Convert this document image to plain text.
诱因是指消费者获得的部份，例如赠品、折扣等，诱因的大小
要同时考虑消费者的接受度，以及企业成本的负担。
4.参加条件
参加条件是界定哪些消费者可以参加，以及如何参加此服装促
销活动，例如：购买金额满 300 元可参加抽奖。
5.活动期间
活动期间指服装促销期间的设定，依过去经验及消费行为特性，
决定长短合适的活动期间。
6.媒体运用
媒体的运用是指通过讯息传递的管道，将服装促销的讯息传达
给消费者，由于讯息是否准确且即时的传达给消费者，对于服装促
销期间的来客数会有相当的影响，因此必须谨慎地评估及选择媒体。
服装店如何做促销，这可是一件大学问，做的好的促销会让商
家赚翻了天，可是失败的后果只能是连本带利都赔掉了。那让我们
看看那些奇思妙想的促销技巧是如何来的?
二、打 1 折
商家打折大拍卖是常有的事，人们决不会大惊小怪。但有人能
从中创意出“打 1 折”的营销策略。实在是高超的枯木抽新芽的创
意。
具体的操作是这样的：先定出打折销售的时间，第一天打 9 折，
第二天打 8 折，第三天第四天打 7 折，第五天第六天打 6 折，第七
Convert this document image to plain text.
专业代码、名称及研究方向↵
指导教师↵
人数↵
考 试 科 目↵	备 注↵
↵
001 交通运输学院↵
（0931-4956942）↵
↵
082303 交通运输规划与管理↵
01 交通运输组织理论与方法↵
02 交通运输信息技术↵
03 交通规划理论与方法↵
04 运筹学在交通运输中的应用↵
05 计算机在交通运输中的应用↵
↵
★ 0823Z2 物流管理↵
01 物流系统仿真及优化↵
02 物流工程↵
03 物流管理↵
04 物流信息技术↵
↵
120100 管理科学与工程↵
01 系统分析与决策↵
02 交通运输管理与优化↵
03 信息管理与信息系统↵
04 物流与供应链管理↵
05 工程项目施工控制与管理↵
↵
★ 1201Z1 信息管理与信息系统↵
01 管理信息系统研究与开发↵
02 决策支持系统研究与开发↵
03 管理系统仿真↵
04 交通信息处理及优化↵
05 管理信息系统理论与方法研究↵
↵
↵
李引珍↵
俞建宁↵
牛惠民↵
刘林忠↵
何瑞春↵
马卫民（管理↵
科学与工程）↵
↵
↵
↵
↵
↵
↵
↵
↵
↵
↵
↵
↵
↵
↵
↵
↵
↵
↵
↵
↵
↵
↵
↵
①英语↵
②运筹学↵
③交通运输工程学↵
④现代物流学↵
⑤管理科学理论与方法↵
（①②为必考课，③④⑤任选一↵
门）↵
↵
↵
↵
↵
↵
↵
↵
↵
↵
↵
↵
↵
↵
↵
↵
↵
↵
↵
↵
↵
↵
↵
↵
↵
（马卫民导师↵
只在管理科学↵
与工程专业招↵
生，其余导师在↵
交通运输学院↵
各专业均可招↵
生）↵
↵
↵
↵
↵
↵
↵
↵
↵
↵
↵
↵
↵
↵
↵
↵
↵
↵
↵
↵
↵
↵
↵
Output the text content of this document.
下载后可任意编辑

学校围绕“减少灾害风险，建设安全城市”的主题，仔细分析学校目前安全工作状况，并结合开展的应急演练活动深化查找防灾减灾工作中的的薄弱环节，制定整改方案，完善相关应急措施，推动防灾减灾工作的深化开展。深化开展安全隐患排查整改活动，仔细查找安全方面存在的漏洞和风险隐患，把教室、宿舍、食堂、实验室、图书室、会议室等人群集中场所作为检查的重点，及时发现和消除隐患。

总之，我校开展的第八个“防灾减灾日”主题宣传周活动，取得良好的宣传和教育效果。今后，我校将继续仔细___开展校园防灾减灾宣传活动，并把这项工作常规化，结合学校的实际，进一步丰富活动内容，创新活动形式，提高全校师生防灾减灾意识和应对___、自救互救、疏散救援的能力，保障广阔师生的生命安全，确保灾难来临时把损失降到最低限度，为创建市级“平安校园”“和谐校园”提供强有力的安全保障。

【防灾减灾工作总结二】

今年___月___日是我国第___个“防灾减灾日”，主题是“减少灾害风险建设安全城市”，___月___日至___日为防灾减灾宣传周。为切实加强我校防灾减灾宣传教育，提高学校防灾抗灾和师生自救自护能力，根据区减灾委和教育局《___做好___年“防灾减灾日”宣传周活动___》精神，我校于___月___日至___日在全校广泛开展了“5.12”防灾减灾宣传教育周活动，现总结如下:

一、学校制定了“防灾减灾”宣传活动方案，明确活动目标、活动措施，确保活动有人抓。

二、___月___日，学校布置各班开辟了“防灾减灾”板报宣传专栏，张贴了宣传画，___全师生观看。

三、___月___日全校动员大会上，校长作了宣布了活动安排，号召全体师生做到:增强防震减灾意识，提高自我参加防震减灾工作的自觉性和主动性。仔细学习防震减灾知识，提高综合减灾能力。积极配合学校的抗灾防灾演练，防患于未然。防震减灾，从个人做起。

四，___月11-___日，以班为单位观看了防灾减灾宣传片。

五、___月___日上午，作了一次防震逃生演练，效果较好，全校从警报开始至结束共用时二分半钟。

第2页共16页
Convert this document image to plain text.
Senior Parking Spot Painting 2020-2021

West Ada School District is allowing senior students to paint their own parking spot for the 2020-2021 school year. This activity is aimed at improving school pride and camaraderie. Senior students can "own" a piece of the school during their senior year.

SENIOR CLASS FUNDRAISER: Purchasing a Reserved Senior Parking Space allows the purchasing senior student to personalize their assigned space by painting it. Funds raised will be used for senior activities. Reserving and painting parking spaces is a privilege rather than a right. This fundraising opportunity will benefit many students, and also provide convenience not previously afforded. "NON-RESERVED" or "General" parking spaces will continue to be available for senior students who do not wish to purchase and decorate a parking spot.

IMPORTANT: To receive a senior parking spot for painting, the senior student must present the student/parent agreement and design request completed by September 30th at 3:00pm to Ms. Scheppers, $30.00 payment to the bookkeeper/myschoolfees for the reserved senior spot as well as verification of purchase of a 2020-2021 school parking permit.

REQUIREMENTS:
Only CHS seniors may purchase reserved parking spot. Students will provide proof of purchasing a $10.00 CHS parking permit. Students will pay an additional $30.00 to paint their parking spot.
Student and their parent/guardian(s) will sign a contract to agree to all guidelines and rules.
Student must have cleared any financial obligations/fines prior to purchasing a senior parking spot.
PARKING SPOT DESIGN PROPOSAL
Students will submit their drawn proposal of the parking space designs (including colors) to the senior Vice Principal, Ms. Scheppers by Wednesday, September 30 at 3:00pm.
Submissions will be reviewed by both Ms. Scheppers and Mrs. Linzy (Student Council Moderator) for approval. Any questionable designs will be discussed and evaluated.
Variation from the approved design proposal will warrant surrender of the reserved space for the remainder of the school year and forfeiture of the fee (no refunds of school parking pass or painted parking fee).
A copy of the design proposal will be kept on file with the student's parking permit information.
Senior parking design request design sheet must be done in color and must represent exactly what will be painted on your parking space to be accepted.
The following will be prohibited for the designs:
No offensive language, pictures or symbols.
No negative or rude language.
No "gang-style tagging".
::::
• **Goal**
Repeat the data precisely, reproducing every entry.

• **Exercise solution**
Convert this document image to plain text.
诱因是指消费者获得的部份，例如赠品、折扣等，诱因的大小
要同时考虑消费者的接受度，以及企业成本的负担。
4.参加条件
参加条件是界定哪些消费者可以参加，以及如何参加此服装促
销活动，例如：购买金额满 300 元可参加抽奖。
5.活动期间
活动期间指服装促销期间的设定，依过去经验及消费行为特性，
决定长短合适的活动期间。
6.媒体运用
媒体的运用是指通过讯息传递的管道，将服装促销的讯息传达
给消费者，由于讯息是否准确且即时的传达给消费者，对于服装促
销期间的来客数会有相当的影响，因此必须谨慎地评估及选择媒体。
服装店如何做促销，这可是一件大学问，做的好的促销会让商
家赚翻了天，可是失败的后果只能是连本带利都赔掉了。那让我们
看看那些奇思妙想的促销技巧是如何来的?
二、打 1 折
商家打折大拍卖是常有的事，人们决不会大惊小怪。但有人能
从中创意出“打 1 折”的营销策略。实在是高超的枯木抽新芽的创
意。
具体的操作是这样的：先定出打折销售的时间，第一天打 9 折，
第二天打 8 折，第三天第四天打 7 折，第五天第六天打 6 折，第七
Convert this document image to plain text.
专业代码、名称及研究方向↵
指导教师↵
人数↵
考 试 科 目↵	备 注↵
↵
001 交通运输学院↵
（0931-4956942）↵
↵
082303 交通运输规划与管理↵
01 交通运输组织理论与方法↵
02 交通运输信息技术↵
03 交通规划理论与方法↵
04 运筹学在交通运输中的应用↵
05 计算机在交通运输中的应用↵
↵
★ 0823Z2 物流管理↵
01 物流系统仿真及优化↵
02 物流工程↵
03 物流管理↵
04 物流信息技术↵
↵
120100 管理科学与工程↵
01 系统分析与决策↵
02 交通运输管理与优化↵
03 信息管理与信息系统↵
04 物流与供应链管理↵
05 工程项目施工控制与管理↵
↵
★ 1201Z1 信息管理与信息系统↵
01 管理信息系统研究与开发↵
02 决策支持系统研究与开发↵
03 管理系统仿真↵
04 交通信息处理及优化↵
05 管理信息系统理论与方法研究↵
↵
↵
李引珍↵
俞建宁↵
牛惠民↵
刘林忠↵
何瑞春↵
马卫民（管理↵
科学与工程）↵
↵
↵
↵
↵
↵
↵
↵
↵
↵
↵
↵
↵
↵
↵
↵
↵
↵
↵
↵
↵
↵
↵
↵
①英语↵
②运筹学↵
③交通运输工程学↵
④现代物流学↵
⑤管理科学理论与方法↵
（①②为必考课，③④⑤任选一↵
门）↵
↵
↵
↵
↵
↵
↵
↵
↵
↵
↵
↵
↵
↵
↵
↵
↵
↵
↵
↵
↵
↵
↵
↵
↵
（马卫民导师↵
只在管理科学↵
与工程专业招↵
生，其余导师在↵
交通运输学院↵
各专业均可招↵
生）↵
↵
↵
↵
↵
↵
↵
↵
↵
↵
↵
↵
↵
↵
↵
↵
↵
↵
↵
↵
↵
↵
↵
Output the text content of this document.
下载后可任意编辑

学校围绕“减少灾害风险，建设安全城市”的主题，仔细分析学校目前安全工作状况，并结合开展的应急演练活动深化查找防灾减灾工作中的的薄弱环节，制定整改方案，完善相关应急措施，推动防灾减灾工作的深化开展。深化开展安全隐患排查整改活动，仔细查找安全方面存在的漏洞和风险隐患，把教室、宿舍、食堂、实验室、图书室、会议室等人群集中场所作为检查的重点，及时发现和消除隐患。

总之，我校开展的第八个“防灾减灾日”主题宣传周活动，取得良好的宣传和教育效果。今后，我校将继续仔细___开展校园防灾减灾宣传活动，并把这项工作常规化，结合学校的实际，进一步丰富活动内容，创新活动形式，提高全校师生防灾减灾意识和应对___、自救互救、疏散救援的能力，保障广阔师生的生命安全，确保灾难来临时把损失降到最低限度，为创建市级“平安校园”“和谐校园”提供强有力的安全保障。

【防灾减灾工作总结二】

今年___月___日是我国第___个“防灾减灾日”，主题是“减少灾害风险建设安全城市”，___月___日至___日为防灾减灾宣传周。为切实加强我校防灾减灾宣传教育，提高学校防灾抗灾和师生自救自护能力，根据区减灾委和教育局《___做好___年“防灾减灾日”宣传周活动___》精神，我校于___月___日至___日在全校广泛开展了“5.12”防灾减灾宣传教育周活动，现总结如下:

一、学校制定了“防灾减灾”宣传活动方案，明确活动目标、活动措施，确保活动有人抓。

二、___月___日，学校布置各班开辟了“防灾减灾”板报宣传专栏，张贴了宣传画，___全师生观看。

三、___月___日全校动员大会上，校长作了宣布了活动安排，号召全体师生做到:增强防震减灾意识，提高自我参加防震减灾工作的自觉性和主动性。仔细学习防震减灾知识，提高综合减灾能力。积极配合学校的抗灾防灾演练，防患于未然。防震减灾，从个人做起。

四，___月11-___日，以班为单位观看了防灾减灾宣传片。

五、___月___日上午，作了一次防震逃生演练，效果较好，全校从警报开始至结束共用时二分半钟。

第2页共16页
Convert this document image to plain text.
Senior Parking Spot Painting 2020-2021

West Ada School District is allowing senior students to paint their own parking spot for the 2020-2021 school year. This activity is aimed at improving school pride and camaraderie. Senior students can "own" a piece of the school during their senior year.

SENIOR CLASS FUNDRAISER: Purchasing a Reserved Senior Parking Space allows the purchasing senior student to personalize their assigned space by painting it. Funds raised will be used for senior activities. Reserving and painting parking spaces is a privilege rather than a right. This fundraising opportunity will benefit many students, and also provide convenience not previously afforded. "NON-RESERVED" or "General" parking spaces will continue to be available for senior students who do not wish to purchase and decorate a parking spot.

IMPORTANT: To receive a senior parking spot for painting, the senior student must present the student/parent agreement and design request completed by September 30th at 3:00pm to Ms. Scheppers, $30.00 payment to the bookkeeper/myschoolfees for the reserved senior spot as well as verification of purchase of a 2020-2021 school parking permit.

REQUIREMENTS:
Only CHS seniors may purchase reserved parking spot. Students will provide proof of purchasing a $10.00 CHS parking permit. Students will pay an additional $30.00 to paint their parking spot.
Student and their parent/guardian(s) will sign a contract to agree to all guidelines and rules.
Student must have cleared any financial obligations/fines prior to purchasing a senior parking spot.
PARKING SPOT DESIGN PROPOSAL
Students will submit their drawn proposal of the parking space designs (including colors) to the senior Vice Principal, Ms. Scheppers by Wednesday, September 30 at 3:00pm.
Submissions will be reviewed by both Ms. Scheppers and Mrs. Linzy (Student Council Moderator) for approval. Any questionable designs will be discussed and evaluated.
Variation from the approved design proposal will warrant surrender of the reserved space for the remainder of the school year and forfeiture of the fee (no refunds of school parking pass or painted parking fee).
A copy of the design proposal will be kept on file with the student's parking permit information.
Senior parking design request design sheet must be done in color and must represent exactly what will be painted on your parking space to be accepted.
The following will be prohibited for the designs:
No offensive language, pictures or symbols.
No negative or rude language.
No "gang-style tagging".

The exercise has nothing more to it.